» **SOURCE EXCERPT**
┏━━

When former Dancearts owner Dodie Holmes started her business, she made sure to leave the door propped open for eager college students who might be short on cash. Because of that, nearly 40 years later, MU sophomore Abbie Ries is up to something you won’t find many other industrial engineering students doing two weeks before finals — expressing her creativity by rehearsing for her group lyrical dance.
Since its opening in 1979, Dancearts, a local dance studio on the corner of Tenth and Walnut streets, has offered scholarship opportunities to college students interested in taking dance classes. It is a tradition current co-owner Marie Robertson has kept alive, and it allows students such as Ries to continue dancing. The number of scholarships varies each year, but there is no limit on how much money is given out. Robertson says Holmes recognized that there were students who might have an interest in dance but nowhere to pursue it. Now Robertson estimates that there are around seven undergraduate and graduate students in the program.
Holmes also acknowledged that for college students, money is tight. To draw in dancers, they would have to help with costs. Depending on the length of the class, tuition for a 16-week semester at Dancearts can cost between $160 and $240 for one class per week, according to the studio’s current rates.
Students attending a college or university in Columbia can audition to have half, or even all, of their tuition covered. The only stipulation is that the student participates in at least one dance in the spring recital at the end of May.
Getting into the program starts with an audition. Robertson offers students the opportunity to take a class or two for free; then, she and the teachers observe the student in class and can make an offer based on their evaluation.

┗━━

» **INFORMATION SHOWN**

┏━━

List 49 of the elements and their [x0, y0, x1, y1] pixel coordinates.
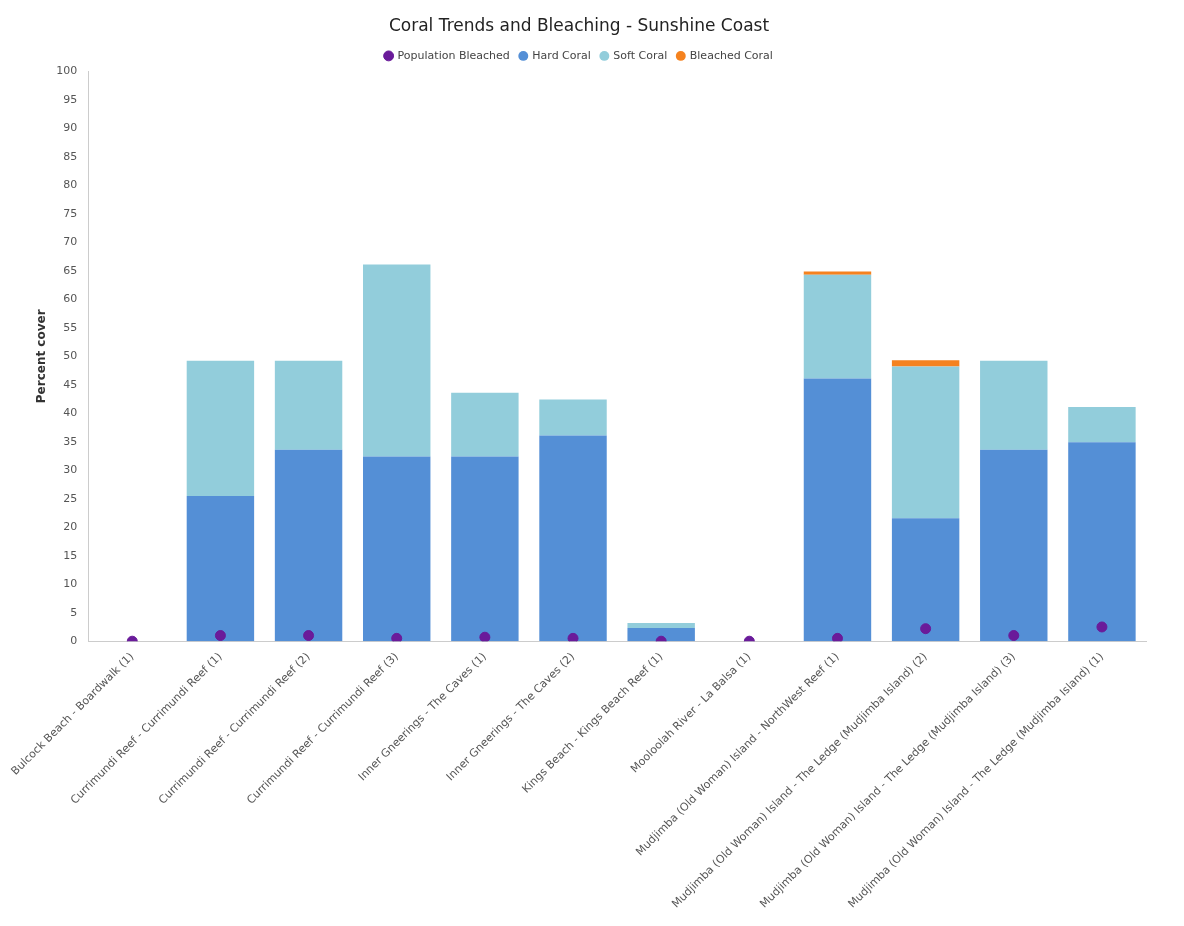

┗━━

» **PROBLEM 1**
From the Dancearts article, copy word for word the part that opens with the words containing "Holmes also acknowledged" and closes with "studio’s current rates.".
» **PROBLEM 2**
Answer these from the Dancearts article above:
(a) In what year did Dancearts open?
(b) About how many students does Robertson estimate are currently in the scholarship program?
(c) What must a scholarship student do to keep the tuition coverage?
» **PROBLEM 3**
Summarize the Dancearts article above in two sentences.

» **ANSWER 1**
Holmes also acknowledged that for college students, money is tight. To draw in dancers, they would have to help with costs. Depending on the length of the class, tuition for a 16-week semester at Dancearts can cost between $160 and $240 for one class per week, according to the studio’s current rates.

» **ANSWER 2**
(a) 1979.
(b) Around seven undergraduate and graduate students.
(c) Take part in at least one dance in the spring recital at the end of May.

» **ANSWER 3**
Since opening in 1979, the Columbia dance studio Dancearts has offered college students scholarships that cover half or all of their tuition, a tradition co-owner Marie Robertson has kept alive. Students qualify by auditioning in a free class or two and must dance in at least one piece in the spring recital at the end of May.